DATA FOR THIS TASK:
◆ ◆ ◆ ◆ ◆

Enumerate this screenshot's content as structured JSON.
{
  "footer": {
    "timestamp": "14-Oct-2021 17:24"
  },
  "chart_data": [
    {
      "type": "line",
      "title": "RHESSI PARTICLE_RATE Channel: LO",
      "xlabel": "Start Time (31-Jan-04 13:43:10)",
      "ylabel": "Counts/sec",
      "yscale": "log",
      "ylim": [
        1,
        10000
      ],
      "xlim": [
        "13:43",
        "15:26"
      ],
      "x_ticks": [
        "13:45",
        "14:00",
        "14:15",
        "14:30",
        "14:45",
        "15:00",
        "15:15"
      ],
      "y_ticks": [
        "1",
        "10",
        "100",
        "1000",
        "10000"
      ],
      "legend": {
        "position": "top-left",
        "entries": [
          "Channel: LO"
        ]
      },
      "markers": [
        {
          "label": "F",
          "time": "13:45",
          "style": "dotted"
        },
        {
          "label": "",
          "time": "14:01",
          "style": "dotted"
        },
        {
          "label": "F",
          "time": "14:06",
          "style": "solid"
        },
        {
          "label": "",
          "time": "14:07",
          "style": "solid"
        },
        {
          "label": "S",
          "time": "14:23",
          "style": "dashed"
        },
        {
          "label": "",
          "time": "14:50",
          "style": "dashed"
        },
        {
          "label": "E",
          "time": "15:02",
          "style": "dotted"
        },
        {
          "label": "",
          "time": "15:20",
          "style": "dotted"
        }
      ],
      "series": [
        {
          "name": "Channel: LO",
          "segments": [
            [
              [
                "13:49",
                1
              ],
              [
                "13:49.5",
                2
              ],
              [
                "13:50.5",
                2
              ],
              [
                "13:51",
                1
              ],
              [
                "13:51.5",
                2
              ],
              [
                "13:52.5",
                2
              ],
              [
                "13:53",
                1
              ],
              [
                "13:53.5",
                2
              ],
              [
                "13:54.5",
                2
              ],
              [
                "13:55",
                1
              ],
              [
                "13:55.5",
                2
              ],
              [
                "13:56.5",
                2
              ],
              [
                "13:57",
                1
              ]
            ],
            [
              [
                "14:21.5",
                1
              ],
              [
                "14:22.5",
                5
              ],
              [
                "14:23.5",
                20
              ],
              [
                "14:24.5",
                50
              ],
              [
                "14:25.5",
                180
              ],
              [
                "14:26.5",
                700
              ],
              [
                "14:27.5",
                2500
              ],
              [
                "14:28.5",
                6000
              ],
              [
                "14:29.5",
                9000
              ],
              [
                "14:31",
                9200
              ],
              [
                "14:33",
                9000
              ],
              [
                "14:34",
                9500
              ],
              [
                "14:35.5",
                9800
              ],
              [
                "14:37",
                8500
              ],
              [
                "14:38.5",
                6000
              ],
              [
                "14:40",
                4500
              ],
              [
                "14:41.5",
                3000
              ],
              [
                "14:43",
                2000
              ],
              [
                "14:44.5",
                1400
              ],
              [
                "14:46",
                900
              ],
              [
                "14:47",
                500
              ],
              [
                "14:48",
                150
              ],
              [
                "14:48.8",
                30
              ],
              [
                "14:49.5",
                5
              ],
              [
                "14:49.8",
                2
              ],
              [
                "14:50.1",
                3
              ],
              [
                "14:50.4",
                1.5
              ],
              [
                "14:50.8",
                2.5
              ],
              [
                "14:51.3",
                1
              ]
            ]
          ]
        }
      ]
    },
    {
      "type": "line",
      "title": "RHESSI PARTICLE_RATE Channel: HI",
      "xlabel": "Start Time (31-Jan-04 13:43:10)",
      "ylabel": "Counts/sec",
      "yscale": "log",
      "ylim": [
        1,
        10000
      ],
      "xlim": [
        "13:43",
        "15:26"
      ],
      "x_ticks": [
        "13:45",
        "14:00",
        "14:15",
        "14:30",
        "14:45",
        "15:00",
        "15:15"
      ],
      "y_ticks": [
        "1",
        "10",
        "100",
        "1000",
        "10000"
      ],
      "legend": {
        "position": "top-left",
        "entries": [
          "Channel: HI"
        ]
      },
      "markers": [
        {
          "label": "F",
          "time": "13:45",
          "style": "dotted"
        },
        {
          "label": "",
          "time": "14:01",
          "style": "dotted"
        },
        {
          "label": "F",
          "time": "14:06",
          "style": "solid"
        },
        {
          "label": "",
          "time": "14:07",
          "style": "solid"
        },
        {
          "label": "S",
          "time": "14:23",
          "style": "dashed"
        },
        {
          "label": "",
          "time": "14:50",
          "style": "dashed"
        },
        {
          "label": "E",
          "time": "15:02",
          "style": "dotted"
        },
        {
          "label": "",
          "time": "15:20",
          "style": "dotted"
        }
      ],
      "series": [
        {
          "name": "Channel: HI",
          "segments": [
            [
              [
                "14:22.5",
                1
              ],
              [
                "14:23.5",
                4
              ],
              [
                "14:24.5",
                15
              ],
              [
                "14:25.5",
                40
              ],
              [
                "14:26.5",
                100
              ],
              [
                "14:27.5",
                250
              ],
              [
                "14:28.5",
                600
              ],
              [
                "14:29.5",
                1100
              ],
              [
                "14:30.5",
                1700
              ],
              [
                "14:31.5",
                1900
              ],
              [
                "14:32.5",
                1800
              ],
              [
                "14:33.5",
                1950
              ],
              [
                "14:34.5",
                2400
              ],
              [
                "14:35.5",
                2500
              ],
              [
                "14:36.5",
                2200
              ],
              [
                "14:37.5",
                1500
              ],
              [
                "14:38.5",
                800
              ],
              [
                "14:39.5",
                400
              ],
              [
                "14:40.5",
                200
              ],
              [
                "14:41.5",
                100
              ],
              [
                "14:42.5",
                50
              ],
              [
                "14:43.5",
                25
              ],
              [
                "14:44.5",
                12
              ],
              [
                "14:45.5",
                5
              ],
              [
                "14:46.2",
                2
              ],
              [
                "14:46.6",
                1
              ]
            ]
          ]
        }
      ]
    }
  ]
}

◆ ◆ ◆ ◆ ◆

REQUIRED TASK:
Return every entry verbatim.

SOLUTION FOR THIS TASK:
Enumerate this screenshot's content as structured JSON.
{
  "footer": {
    "timestamp": "14-Oct-2021 17:24"
  },
  "chart_data": [
    {
      "type": "line",
      "title": "RHESSI PARTICLE_RATE Channel: LO",
      "xlabel": "Start Time (31-Jan-04 13:43:10)",
      "ylabel": "Counts/sec",
      "yscale": "log",
      "ylim": [
        1,
        10000
      ],
      "xlim": [
        "13:43",
        "15:26"
      ],
      "x_ticks": [
        "13:45",
        "14:00",
        "14:15",
        "14:30",
        "14:45",
        "15:00",
        "15:15"
      ],
      "y_ticks": [
        "1",
        "10",
        "100",
        "1000",
        "10000"
      ],
      "legend": {
        "position": "top-left",
        "entries": [
          "Channel: LO"
        ]
      },
      "markers": [
        {
          "label": "F",
          "time": "13:45",
          "style": "dotted"
        },
        {
          "label": "",
          "time": "14:01",
          "style": "dotted"
        },
        {
          "label": "F",
          "time": "14:06",
          "style": "solid"
        },
        {
          "label": "",
          "time": "14:07",
          "style": "solid"
        },
        {
          "label": "S",
          "time": "14:23",
          "style": "dashed"
        },
        {
          "label": "",
          "time": "14:50",
          "style": "dashed"
        },
        {
          "label": "E",
          "time": "15:02",
          "style": "dotted"
        },
        {
          "label": "",
          "time": "15:20",
          "style": "dotted"
        }
      ],
      "series": [
        {
          "name": "Channel: LO",
          "segments": [
            [
              [
                "13:49",
                1
              ],
              [
                "13:49.5",
                2
              ],
              [
                "13:50.5",
                2
              ],
              [
                "13:51",
                1
              ],
              [
                "13:51.5",
                2
              ],
              [
                "13:52.5",
                2
              ],
              [
                "13:53",
                1
              ],
              [
                "13:53.5",
                2
              ],
              [
                "13:54.5",
                2
              ],
              [
                "13:55",
                1
              ],
              [
                "13:55.5",
                2
              ],
              [
                "13:56.5",
                2
              ],
              [
                "13:57",
                1
              ]
            ],
            [
              [
                "14:21.5",
                1
              ],
              [
                "14:22.5",
                5
              ],
              [
                "14:23.5",
                20
              ],
              [
                "14:24.5",
                50
              ],
              [
                "14:25.5",
                180
              ],
              [
                "14:26.5",
                700
              ],
              [
                "14:27.5",
                2500
              ],
              [
                "14:28.5",
                6000
              ],
              [
                "14:29.5",
                9000
              ],
              [
                "14:31",
                9200
              ],
              [
                "14:33",
                9000
              ],
              [
                "14:34",
                9500
              ],
              [
                "14:35.5",
                9800
              ],
              [
                "14:37",
                8500
              ],
              [
                "14:38.5",
                6000
              ],
              [
                "14:40",
                4500
              ],
              [
                "14:41.5",
                3000
              ],
              [
                "14:43",
                2000
              ],
              [
                "14:44.5",
                1400
              ],
              [
                "14:46",
                900
              ],
              [
                "14:47",
                500
              ],
              [
                "14:48",
                150
              ],
              [
                "14:48.8",
                30
              ],
              [
                "14:49.5",
                5
              ],
              [
                "14:49.8",
                2
              ],
              [
                "14:50.1",
                3
              ],
              [
                "14:50.4",
                1.5
              ],
              [
                "14:50.8",
                2.5
              ],
              [
                "14:51.3",
                1
              ]
            ]
          ]
        }
      ]
    },
    {
      "type": "line",
      "title": "RHESSI PARTICLE_RATE Channel: HI",
      "xlabel": "Start Time (31-Jan-04 13:43:10)",
      "ylabel": "Counts/sec",
      "yscale": "log",
      "ylim": [
        1,
        10000
      ],
      "xlim": [
        "13:43",
        "15:26"
      ],
      "x_ticks": [
        "13:45",
        "14:00",
        "14:15",
        "14:30",
        "14:45",
        "15:00",
        "15:15"
      ],
      "y_ticks": [
        "1",
        "10",
        "100",
        "1000",
        "10000"
      ],
      "legend": {
        "position": "top-left",
        "entries": [
          "Channel: HI"
        ]
      },
      "markers": [
        {
          "label": "F",
          "time": "13:45",
          "style": "dotted"
        },
        {
          "label": "",
          "time": "14:01",
          "style": "dotted"
        },
        {
          "label": "F",
          "time": "14:06",
          "style": "solid"
        },
        {
          "label": "",
          "time": "14:07",
          "style": "solid"
        },
        {
          "label": "S",
          "time": "14:23",
          "style": "dashed"
        },
        {
          "label": "",
          "time": "14:50",
          "style": "dashed"
        },
        {
          "label": "E",
          "time": "15:02",
          "style": "dotted"
        },
        {
          "label": "",
          "time": "15:20",
          "style": "dotted"
        }
      ],
      "series": [
        {
          "name": "Channel: HI",
          "segments": [
            [
              [
                "14:22.5",
                1
              ],
              [
                "14:23.5",
                4
              ],
              [
                "14:24.5",
                15
              ],
              [
                "14:25.5",
                40
              ],
              [
                "14:26.5",
                100
              ],
              [
                "14:27.5",
                250
              ],
              [
                "14:28.5",
                600
              ],
              [
                "14:29.5",
                1100
              ],
              [
                "14:30.5",
                1700
              ],
              [
                "14:31.5",
                1900
              ],
              [
                "14:32.5",
                1800
              ],
              [
                "14:33.5",
                1950
              ],
              [
                "14:34.5",
                2400
              ],
              [
                "14:35.5",
                2500
              ],
              [
                "14:36.5",
                2200
              ],
              [
                "14:37.5",
                1500
              ],
              [
                "14:38.5",
                800
              ],
              [
                "14:39.5",
                400
              ],
              [
                "14:40.5",
                200
              ],
              [
                "14:41.5",
                100
              ],
              [
                "14:42.5",
                50
              ],
              [
                "14:43.5",
                25
              ],
              [
                "14:44.5",
                12
              ],
              [
                "14:45.5",
                5
              ],
              [
                "14:46.2",
                2
              ],
              [
                "14:46.6",
                1
              ]
            ]
          ]
        }
      ]
    }
  ]
}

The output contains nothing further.